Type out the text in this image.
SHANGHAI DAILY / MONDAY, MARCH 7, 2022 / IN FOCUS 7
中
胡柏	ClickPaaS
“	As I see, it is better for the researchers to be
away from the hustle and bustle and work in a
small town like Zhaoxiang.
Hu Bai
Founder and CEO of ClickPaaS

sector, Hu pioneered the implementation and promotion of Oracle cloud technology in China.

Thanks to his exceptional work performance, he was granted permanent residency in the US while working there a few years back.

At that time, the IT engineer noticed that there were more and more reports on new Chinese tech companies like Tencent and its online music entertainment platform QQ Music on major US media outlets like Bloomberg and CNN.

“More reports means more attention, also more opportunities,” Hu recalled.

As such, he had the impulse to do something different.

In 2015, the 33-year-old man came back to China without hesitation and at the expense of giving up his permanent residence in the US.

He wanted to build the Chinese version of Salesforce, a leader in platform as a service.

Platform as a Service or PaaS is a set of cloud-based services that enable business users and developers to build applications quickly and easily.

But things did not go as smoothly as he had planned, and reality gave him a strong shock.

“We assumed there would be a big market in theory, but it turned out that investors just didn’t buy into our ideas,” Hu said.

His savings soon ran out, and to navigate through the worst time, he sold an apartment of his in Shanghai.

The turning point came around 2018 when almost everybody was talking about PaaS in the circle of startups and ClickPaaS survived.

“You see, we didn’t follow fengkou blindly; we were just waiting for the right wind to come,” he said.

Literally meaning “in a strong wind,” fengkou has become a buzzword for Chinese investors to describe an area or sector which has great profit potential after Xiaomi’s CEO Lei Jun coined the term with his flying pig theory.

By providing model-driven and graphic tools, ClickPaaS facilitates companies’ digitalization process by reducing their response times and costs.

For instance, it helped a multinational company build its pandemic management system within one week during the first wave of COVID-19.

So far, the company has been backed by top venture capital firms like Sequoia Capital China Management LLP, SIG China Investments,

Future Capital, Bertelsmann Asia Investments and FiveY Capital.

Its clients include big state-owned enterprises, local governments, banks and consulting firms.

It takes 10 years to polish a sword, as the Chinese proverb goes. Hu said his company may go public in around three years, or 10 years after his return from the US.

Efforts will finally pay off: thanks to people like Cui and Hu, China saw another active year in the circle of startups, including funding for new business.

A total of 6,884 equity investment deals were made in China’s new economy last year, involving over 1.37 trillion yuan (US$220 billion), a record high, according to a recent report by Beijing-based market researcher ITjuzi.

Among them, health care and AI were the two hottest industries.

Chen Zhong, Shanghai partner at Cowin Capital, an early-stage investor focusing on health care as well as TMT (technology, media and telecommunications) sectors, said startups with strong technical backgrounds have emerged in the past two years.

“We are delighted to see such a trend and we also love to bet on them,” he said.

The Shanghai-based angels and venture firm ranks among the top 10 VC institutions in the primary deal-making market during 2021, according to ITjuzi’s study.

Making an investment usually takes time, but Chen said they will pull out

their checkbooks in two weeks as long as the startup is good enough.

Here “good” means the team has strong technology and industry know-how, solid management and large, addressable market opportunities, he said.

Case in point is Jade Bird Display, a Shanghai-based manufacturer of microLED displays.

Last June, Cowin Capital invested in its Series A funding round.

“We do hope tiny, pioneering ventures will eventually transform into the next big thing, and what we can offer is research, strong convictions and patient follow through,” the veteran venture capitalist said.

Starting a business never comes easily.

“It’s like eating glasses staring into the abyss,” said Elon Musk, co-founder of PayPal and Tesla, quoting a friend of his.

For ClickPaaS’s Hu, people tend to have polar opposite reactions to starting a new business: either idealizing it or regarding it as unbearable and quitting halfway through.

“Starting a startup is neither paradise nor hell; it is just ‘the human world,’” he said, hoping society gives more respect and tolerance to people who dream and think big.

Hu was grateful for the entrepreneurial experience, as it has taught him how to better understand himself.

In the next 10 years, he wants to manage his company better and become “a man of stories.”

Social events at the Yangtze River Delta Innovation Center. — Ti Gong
● ● ● ● ●
→ **TASK**: Above are the records; copy all of them exactly.

→ **WRITTEN REPLY**:
Type out the text in this image.
SHANGHAI DAILY / MONDAY, MARCH 7, 2022 / IN FOCUS 7
中
胡柏	ClickPaaS
“	As I see, it is better for the researchers to be
away from the hustle and bustle and work in a
small town like Zhaoxiang.
Hu Bai
Founder and CEO of ClickPaaS

sector, Hu pioneered the implementation and promotion of Oracle cloud technology in China.

Thanks to his exceptional work performance, he was granted permanent residency in the US while working there a few years back.

At that time, the IT engineer noticed that there were more and more reports on new Chinese tech companies like Tencent and its online music entertainment platform QQ Music on major US media outlets like Bloomberg and CNN.

“More reports means more attention, also more opportunities,” Hu recalled.

As such, he had the impulse to do something different.

In 2015, the 33-year-old man came back to China without hesitation and at the expense of giving up his permanent residence in the US.

He wanted to build the Chinese version of Salesforce, a leader in platform as a service.

Platform as a Service or PaaS is a set of cloud-based services that enable business users and developers to build applications quickly and easily.

But things did not go as smoothly as he had planned, and reality gave him a strong shock.

“We assumed there would be a big market in theory, but it turned out that investors just didn’t buy into our ideas,” Hu said.

His savings soon ran out, and to navigate through the worst time, he sold an apartment of his in Shanghai.

The turning point came around 2018 when almost everybody was talking about PaaS in the circle of startups and ClickPaaS survived.

“You see, we didn’t follow fengkou blindly; we were just waiting for the right wind to come,” he said.

Literally meaning “in a strong wind,” fengkou has become a buzzword for Chinese investors to describe an area or sector which has great profit potential after Xiaomi’s CEO Lei Jun coined the term with his flying pig theory.

By providing model-driven and graphic tools, ClickPaaS facilitates companies’ digitalization process by reducing their response times and costs.

For instance, it helped a multinational company build its pandemic management system within one week during the first wave of COVID-19.

So far, the company has been backed by top venture capital firms like Sequoia Capital China Management LLP, SIG China Investments,

Future Capital, Bertelsmann Asia Investments and FiveY Capital.

Its clients include big state-owned enterprises, local governments, banks and consulting firms.

It takes 10 years to polish a sword, as the Chinese proverb goes. Hu said his company may go public in around three years, or 10 years after his return from the US.

Efforts will finally pay off: thanks to people like Cui and Hu, China saw another active year in the circle of startups, including funding for new business.

A total of 6,884 equity investment deals were made in China’s new economy last year, involving over 1.37 trillion yuan (US$220 billion), a record high, according to a recent report by Beijing-based market researcher ITjuzi.

Among them, health care and AI were the two hottest industries.

Chen Zhong, Shanghai partner at Cowin Capital, an early-stage investor focusing on health care as well as TMT (technology, media and telecommunications) sectors, said startups with strong technical backgrounds have emerged in the past two years.

“We are delighted to see such a trend and we also love to bet on them,” he said.

The Shanghai-based angels and venture firm ranks among the top 10 VC institutions in the primary deal-making market during 2021, according to ITjuzi’s study.

Making an investment usually takes time, but Chen said they will pull out

their checkbooks in two weeks as long as the startup is good enough.

Here “good” means the team has strong technology and industry know-how, solid management and large, addressable market opportunities, he said.

Case in point is Jade Bird Display, a Shanghai-based manufacturer of microLED displays.

Last June, Cowin Capital invested in its Series A funding round.

“We do hope tiny, pioneering ventures will eventually transform into the next big thing, and what we can offer is research, strong convictions and patient follow through,” the veteran venture capitalist said.

Starting a business never comes easily.

“It’s like eating glasses staring into the abyss,” said Elon Musk, co-founder of PayPal and Tesla, quoting a friend of his.

For ClickPaaS’s Hu, people tend to have polar opposite reactions to starting a new business: either idealizing it or regarding it as unbearable and quitting halfway through.

“Starting a startup is neither paradise nor hell; it is just ‘the human world,’” he said, hoping society gives more respect and tolerance to people who dream and think big.

Hu was grateful for the entrepreneurial experience, as it has taught him how to better understand himself.

In the next 10 years, he wants to manage his company better and become “a man of stories.”

Social events at the Yangtze River Delta Innovation Center. — Ti Gong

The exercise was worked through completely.